Task prompt
Gather up every line from the entries below that uses the word "name".

Records for this task
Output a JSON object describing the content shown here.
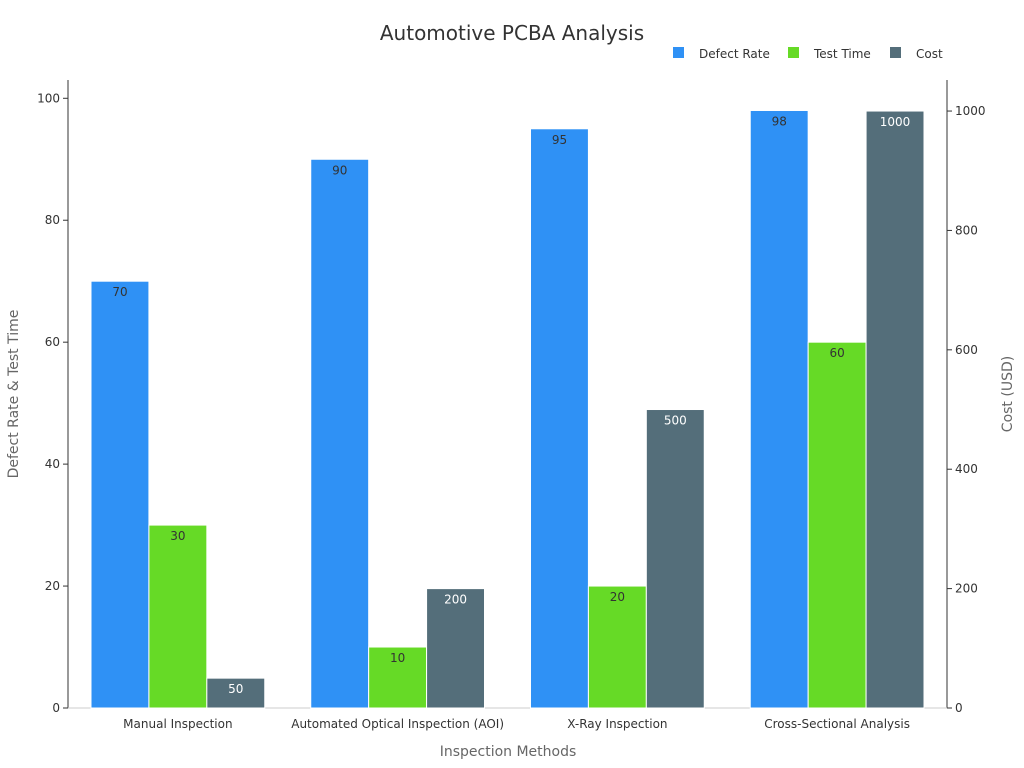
{
  "chart_data": {
    "type": "bar",
    "title": "Automotive PCBA Analysis",
    "categories": [
      "Manual Inspection",
      "Automated Optical Inspection (AOI)",
      "X-Ray Inspection",
      "Cross-Sectional Analysis"
    ],
    "series": [
      {
        "name": "Defect Rate",
        "axis": "left",
        "color": "#2f91f5",
        "label_color": "#333333",
        "values": [
          70,
          90,
          95,
          98
        ]
      },
      {
        "name": "Test Time",
        "axis": "left",
        "color": "#66da26",
        "label_color": "#333333",
        "values": [
          30,
          10,
          20,
          60
        ]
      },
      {
        "name": "Cost",
        "axis": "right",
        "color": "#546e7a",
        "label_color": "#ffffff",
        "values": [
          50,
          200,
          500,
          1000
        ]
      }
    ],
    "xlabel": "Inspection Methods",
    "ylabel": "Defect Rate & Test Time",
    "y2label": "Cost (USD)",
    "ylim": [
      0,
      103
    ],
    "y2lim": [
      0,
      1052
    ],
    "yticks": [
      0,
      20,
      40,
      60,
      80,
      100
    ],
    "y2ticks": [
      0,
      200,
      400,
      600,
      800,
      1000
    ],
    "grid": false,
    "legend_position": "top-right"
  }
}
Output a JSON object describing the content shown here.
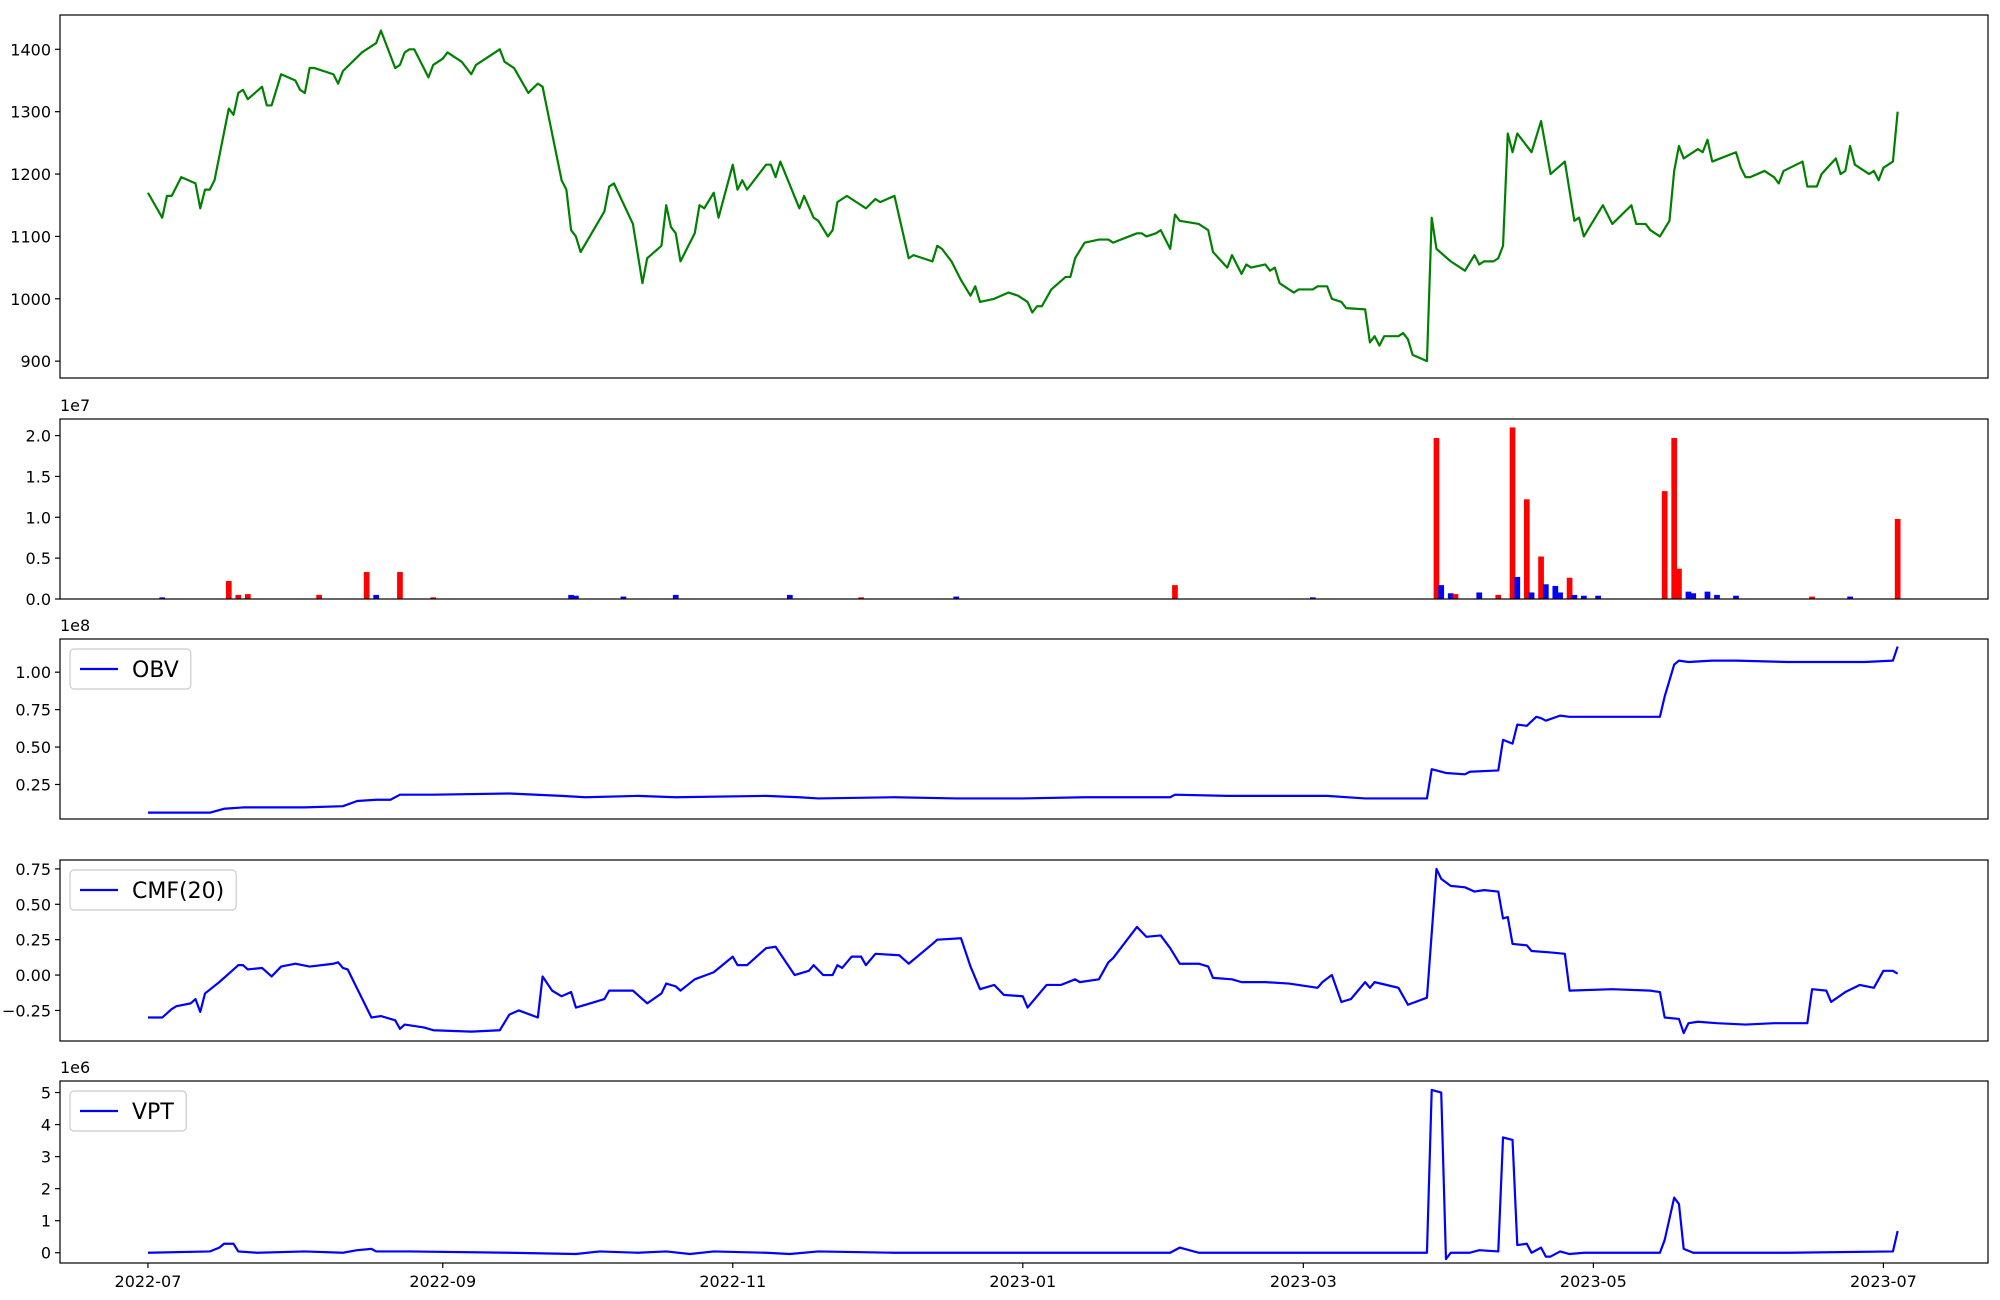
{
  "chart_data": [
    {
      "type": "line",
      "color": "green",
      "x": [
        0,
        3,
        4,
        5,
        7,
        10,
        11,
        12,
        13,
        14,
        17,
        18,
        19,
        20,
        21,
        24,
        25,
        26,
        28,
        31,
        32,
        33,
        34,
        35,
        39,
        40,
        41,
        45,
        48,
        49,
        52,
        53,
        54,
        55,
        56,
        59,
        60,
        62,
        63,
        66,
        68,
        69,
        74,
        75,
        77,
        80,
        82,
        83,
        87,
        88,
        89,
        90,
        91,
        96,
        97,
        98,
        102,
        104,
        105,
        108,
        109,
        110,
        111,
        112,
        115,
        116,
        117,
        119,
        120,
        123,
        124,
        125,
        126,
        130,
        131,
        132,
        133,
        137,
        138,
        140,
        141,
        143,
        144,
        145,
        147,
        149,
        151,
        153,
        154,
        157,
        160,
        161,
        163,
        165,
        166,
        167,
        169,
        171,
        173,
        174,
        175,
        178,
        181,
        183,
        185,
        186,
        187,
        188,
        190,
        193,
        194,
        195,
        197,
        200,
        202,
        203,
        208,
        209,
        210,
        212,
        213,
        215,
        216,
        217,
        221,
        223,
        224,
        227,
        228,
        230,
        231,
        232,
        235,
        236,
        237,
        238,
        241,
        242,
        245,
        246,
        248,
        249,
        251,
        252,
        256,
        257,
        258,
        259,
        260,
        263,
        264,
        265,
        266,
        269,
        270,
        271,
        274,
        277,
        279,
        280,
        281,
        283,
        284,
        285,
        286,
        287,
        288,
        291,
        293,
        295,
        298,
        300,
        301,
        302,
        306,
        308,
        312,
        313,
        315,
        316,
        318,
        320,
        321,
        322,
        323,
        326,
        327,
        328,
        329,
        334,
        335,
        336,
        337,
        340,
        342,
        343,
        344,
        348,
        349,
        351,
        352,
        355,
        356,
        357,
        358,
        359,
        362,
        363,
        364,
        365,
        367,
        368
      ],
      "values": [
        1170,
        1130,
        1165,
        1165,
        1195,
        1185,
        1145,
        1175,
        1175,
        1190,
        1305,
        1295,
        1330,
        1335,
        1320,
        1340,
        1310,
        1310,
        1360,
        1350,
        1335,
        1330,
        1370,
        1370,
        1360,
        1345,
        1365,
        1395,
        1410,
        1430,
        1370,
        1375,
        1395,
        1400,
        1400,
        1355,
        1375,
        1385,
        1395,
        1380,
        1360,
        1375,
        1400,
        1380,
        1370,
        1330,
        1345,
        1340,
        1190,
        1175,
        1110,
        1100,
        1075,
        1140,
        1180,
        1185,
        1120,
        1025,
        1065,
        1085,
        1150,
        1115,
        1105,
        1060,
        1105,
        1150,
        1145,
        1170,
        1130,
        1215,
        1175,
        1190,
        1175,
        1215,
        1215,
        1195,
        1220,
        1145,
        1165,
        1130,
        1125,
        1100,
        1110,
        1155,
        1165,
        1155,
        1145,
        1160,
        1155,
        1165,
        1065,
        1070,
        1065,
        1060,
        1085,
        1080,
        1060,
        1030,
        1005,
        1020,
        995,
        1000,
        1010,
        1005,
        995,
        978,
        988,
        988,
        1015,
        1035,
        1035,
        1065,
        1090,
        1095,
        1095,
        1090,
        1105,
        1105,
        1100,
        1105,
        1110,
        1080,
        1135,
        1125,
        1120,
        1110,
        1075,
        1050,
        1070,
        1040,
        1055,
        1050,
        1055,
        1045,
        1050,
        1025,
        1010,
        1015,
        1015,
        1020,
        1020,
        1000,
        995,
        985,
        983,
        930,
        940,
        925,
        940,
        940,
        945,
        935,
        910,
        900,
        1130,
        1080,
        1060,
        1045,
        1070,
        1055,
        1060,
        1060,
        1065,
        1085,
        1265,
        1235,
        1265,
        1235,
        1285,
        1200,
        1220,
        1125,
        1130,
        1100,
        1150,
        1120,
        1150,
        1120,
        1120,
        1110,
        1100,
        1125,
        1205,
        1245,
        1225,
        1240,
        1235,
        1255,
        1220,
        1235,
        1210,
        1195,
        1195,
        1205,
        1195,
        1185,
        1205,
        1220,
        1180,
        1180,
        1200,
        1225,
        1200,
        1205,
        1245,
        1215,
        1200,
        1205,
        1190,
        1210,
        1220,
        1300
      ],
      "xlim": [
        -18.5,
        387
      ],
      "ylim": [
        873,
        1455
      ],
      "yticks": [
        900,
        1000,
        1100,
        1200,
        1300,
        1400
      ]
    },
    {
      "type": "bar",
      "offset_text": "1e7",
      "x": [
        3,
        17,
        19,
        21,
        36,
        46,
        48,
        53,
        60,
        89,
        90,
        100,
        111,
        135,
        150,
        170,
        216,
        245,
        271,
        272,
        274,
        275,
        280,
        284,
        287,
        288,
        290,
        291,
        293,
        294,
        296,
        297,
        299,
        300,
        302,
        305,
        319,
        321,
        322,
        324,
        325,
        328,
        330,
        334,
        350,
        358,
        368
      ],
      "values": [
        200000,
        2200000,
        500000,
        600000,
        500000,
        3300000,
        500000,
        3300000,
        200000,
        500000,
        400000,
        300000,
        500000,
        500000,
        200000,
        300000,
        1700000,
        200000,
        19700000,
        1700000,
        700000,
        600000,
        800000,
        500000,
        21000000,
        2700000,
        12200000,
        800000,
        5200000,
        1800000,
        1600000,
        800000,
        2600000,
        500000,
        400000,
        400000,
        13200000,
        19700000,
        3700000,
        900000,
        700000,
        900000,
        500000,
        400000,
        300000,
        300000,
        9800000
      ],
      "colors": [
        "blue",
        "red",
        "red",
        "red",
        "red",
        "red",
        "blue",
        "red",
        "red",
        "blue",
        "blue",
        "blue",
        "blue",
        "blue",
        "red",
        "blue",
        "red",
        "blue",
        "red",
        "blue",
        "blue",
        "red",
        "blue",
        "red",
        "red",
        "blue",
        "red",
        "blue",
        "red",
        "blue",
        "blue",
        "blue",
        "red",
        "blue",
        "blue",
        "blue",
        "red",
        "red",
        "red",
        "blue",
        "blue",
        "blue",
        "blue",
        "blue",
        "red",
        "blue",
        "red"
      ],
      "xlim": [
        -18.5,
        387
      ],
      "ylim": [
        0,
        22030000
      ],
      "yticks": [
        {
          "value": 0,
          "label": "0.0"
        },
        {
          "value": 5000000,
          "label": "0.5"
        },
        {
          "value": 10000000,
          "label": "1.0"
        },
        {
          "value": 15000000,
          "label": "1.5"
        },
        {
          "value": 20000000,
          "label": "2.0"
        }
      ]
    },
    {
      "type": "line",
      "offset_text": "1e8",
      "legend": "upper left",
      "x": [
        0,
        13,
        16,
        20,
        25,
        33,
        41,
        44,
        48,
        51,
        53,
        60,
        76,
        87,
        92,
        103,
        111,
        130,
        137,
        141,
        157,
        170,
        184,
        197,
        215,
        216,
        227,
        248,
        256,
        269,
        270,
        273,
        277,
        278,
        284,
        285,
        287,
        288,
        290,
        292,
        293,
        294,
        297,
        299,
        308,
        318,
        319,
        321,
        322,
        324,
        329,
        334,
        345,
        361,
        367,
        368
      ],
      "series": [
        {
          "name": "OBV",
          "color": "blue",
          "values": [
            6200000,
            6200000,
            8800000,
            9700000,
            9700000,
            9700000,
            10500000,
            14000000,
            14800000,
            14800000,
            18200000,
            18200000,
            19000000,
            17400000,
            16500000,
            17400000,
            16500000,
            17400000,
            16500000,
            15700000,
            16500000,
            15700000,
            15700000,
            16500000,
            16500000,
            18200000,
            17400000,
            17400000,
            15700000,
            15700000,
            35200000,
            32700000,
            31800000,
            33500000,
            34400000,
            54800000,
            52300000,
            65000000,
            64200000,
            70200000,
            69300000,
            67600000,
            71000000,
            70200000,
            70200000,
            70200000,
            83800000,
            105100000,
            107700000,
            106800000,
            107700000,
            107700000,
            106800000,
            106800000,
            107700000,
            117100000
          ]
        }
      ],
      "xlim": [
        -18.5,
        387
      ],
      "ylim": [
        1960000,
        122160000
      ],
      "yticks": [
        {
          "value": 25000000,
          "label": "0.25"
        },
        {
          "value": 50000000,
          "label": "0.50"
        },
        {
          "value": 75000000,
          "label": "0.75"
        },
        {
          "value": 100000000,
          "label": "1.00"
        }
      ]
    },
    {
      "type": "line",
      "legend": "upper left",
      "x": [
        0,
        3,
        5,
        6,
        9,
        10,
        11,
        12,
        15,
        17,
        19,
        20,
        21,
        24,
        26,
        28,
        31,
        34,
        39,
        40,
        41,
        42,
        47,
        49,
        52,
        53,
        54,
        58,
        60,
        68,
        74,
        76,
        78,
        82,
        83,
        85,
        87,
        89,
        90,
        92,
        96,
        97,
        102,
        105,
        108,
        109,
        111,
        112,
        115,
        119,
        123,
        124,
        126,
        130,
        132,
        136,
        139,
        140,
        142,
        144,
        145,
        146,
        148,
        150,
        151,
        153,
        158,
        160,
        165,
        166,
        171,
        173,
        175,
        178,
        180,
        184,
        185,
        189,
        192,
        195,
        196,
        200,
        202,
        203,
        208,
        210,
        213,
        215,
        217,
        221,
        223,
        224,
        228,
        230,
        235,
        240,
        246,
        247,
        249,
        251,
        253,
        256,
        257,
        258,
        263,
        265,
        269,
        271,
        272,
        274,
        277,
        279,
        281,
        284,
        285,
        286,
        287,
        290,
        291,
        295,
        298,
        299,
        308,
        316,
        318,
        319,
        322,
        323,
        324,
        326,
        330,
        336,
        342,
        349,
        350,
        353,
        354,
        357,
        360,
        363,
        365,
        367,
        368
      ],
      "series": [
        {
          "name": "CMF(20)",
          "color": "blue",
          "values": [
            -0.3,
            -0.3,
            -0.24,
            -0.22,
            -0.2,
            -0.17,
            -0.26,
            -0.13,
            -0.05,
            0.01,
            0.07,
            0.07,
            0.04,
            0.05,
            -0.01,
            0.06,
            0.08,
            0.06,
            0.08,
            0.09,
            0.05,
            0.04,
            -0.3,
            -0.29,
            -0.32,
            -0.38,
            -0.35,
            -0.37,
            -0.39,
            -0.4,
            -0.39,
            -0.28,
            -0.25,
            -0.3,
            -0.01,
            -0.11,
            -0.15,
            -0.12,
            -0.23,
            -0.21,
            -0.17,
            -0.11,
            -0.11,
            -0.2,
            -0.13,
            -0.06,
            -0.08,
            -0.11,
            -0.03,
            0.02,
            0.13,
            0.07,
            0.07,
            0.19,
            0.2,
            0.0,
            0.03,
            0.07,
            0.0,
            0.0,
            0.07,
            0.05,
            0.13,
            0.13,
            0.07,
            0.15,
            0.14,
            0.08,
            0.22,
            0.25,
            0.26,
            0.06,
            -0.1,
            -0.07,
            -0.14,
            -0.15,
            -0.23,
            -0.07,
            -0.07,
            -0.03,
            -0.05,
            -0.03,
            0.09,
            0.12,
            0.34,
            0.27,
            0.28,
            0.19,
            0.08,
            0.08,
            0.06,
            -0.02,
            -0.03,
            -0.05,
            -0.05,
            -0.06,
            -0.09,
            -0.05,
            0.0,
            -0.19,
            -0.17,
            -0.05,
            -0.09,
            -0.05,
            -0.09,
            -0.21,
            -0.16,
            0.75,
            0.68,
            0.63,
            0.62,
            0.59,
            0.6,
            0.59,
            0.4,
            0.41,
            0.22,
            0.21,
            0.17,
            0.16,
            0.15,
            -0.11,
            -0.1,
            -0.11,
            -0.12,
            -0.3,
            -0.31,
            -0.41,
            -0.34,
            -0.33,
            -0.34,
            -0.35,
            -0.34,
            -0.34,
            -0.1,
            -0.11,
            -0.19,
            -0.12,
            -0.07,
            -0.09,
            0.03,
            0.03,
            0.01
          ]
        }
      ],
      "xlim": [
        -18.5,
        387
      ],
      "ylim": [
        -0.466,
        0.813
      ],
      "yticks": [
        {
          "value": -0.25,
          "label": "−0.25"
        },
        {
          "value": 0,
          "label": "0.00"
        },
        {
          "value": 0.25,
          "label": "0.25"
        },
        {
          "value": 0.5,
          "label": "0.50"
        },
        {
          "value": 0.75,
          "label": "0.75"
        }
      ]
    },
    {
      "type": "line",
      "offset_text": "1e6",
      "legend": "upper left",
      "x": [
        0,
        13,
        15,
        16,
        18,
        19,
        23,
        33,
        41,
        44,
        47,
        48,
        55,
        76,
        90,
        95,
        103,
        109,
        114,
        119,
        130,
        135,
        141,
        157,
        184,
        215,
        217,
        219,
        221,
        238,
        269,
        270,
        272,
        273,
        274,
        278,
        280,
        284,
        285,
        287,
        288,
        290,
        291,
        293,
        294,
        295,
        297,
        299,
        302,
        318,
        319,
        321,
        322,
        323,
        325,
        345,
        367,
        368
      ],
      "series": [
        {
          "name": "VPT",
          "color": "blue",
          "values": [
            0,
            40000,
            160000,
            280000,
            280000,
            40000,
            0,
            40000,
            0,
            80000,
            120000,
            40000,
            40000,
            0,
            -40000,
            40000,
            0,
            40000,
            -40000,
            40000,
            0,
            -40000,
            40000,
            0,
            0,
            0,
            160000,
            80000,
            0,
            0,
            0,
            5080000,
            5000000,
            -200000,
            0,
            0,
            80000,
            40000,
            3600000,
            3520000,
            240000,
            280000,
            0,
            160000,
            -120000,
            -120000,
            40000,
            -40000,
            0,
            0,
            400000,
            1720000,
            1520000,
            120000,
            0,
            0,
            40000,
            680000
          ]
        }
      ],
      "xlim": [
        -18.5,
        387
      ],
      "ylim": [
        -320000,
        5360000
      ],
      "yticks": [
        0,
        {
          "value": 1000000,
          "label": "1"
        },
        {
          "value": 2000000,
          "label": "2"
        },
        {
          "value": 3000000,
          "label": "3"
        },
        {
          "value": 4000000,
          "label": "4"
        },
        {
          "value": 5000000,
          "label": "5"
        }
      ],
      "xticks": [
        {
          "value": 0,
          "label": "2022-07"
        },
        {
          "value": 62,
          "label": "2022-09"
        },
        {
          "value": 123,
          "label": "2022-11"
        },
        {
          "value": 184,
          "label": "2023-01"
        },
        {
          "value": 243,
          "label": "2023-03"
        },
        {
          "value": 304,
          "label": "2023-05"
        },
        {
          "value": 365,
          "label": "2023-07"
        }
      ]
    }
  ]
}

Solution to the exercise
        "name": "Defect Rate",
        "name": "Test Time",
        "name": "Cost",
          "name": "OBV",
          "name": "CMF(20)",
          "name": "VPT",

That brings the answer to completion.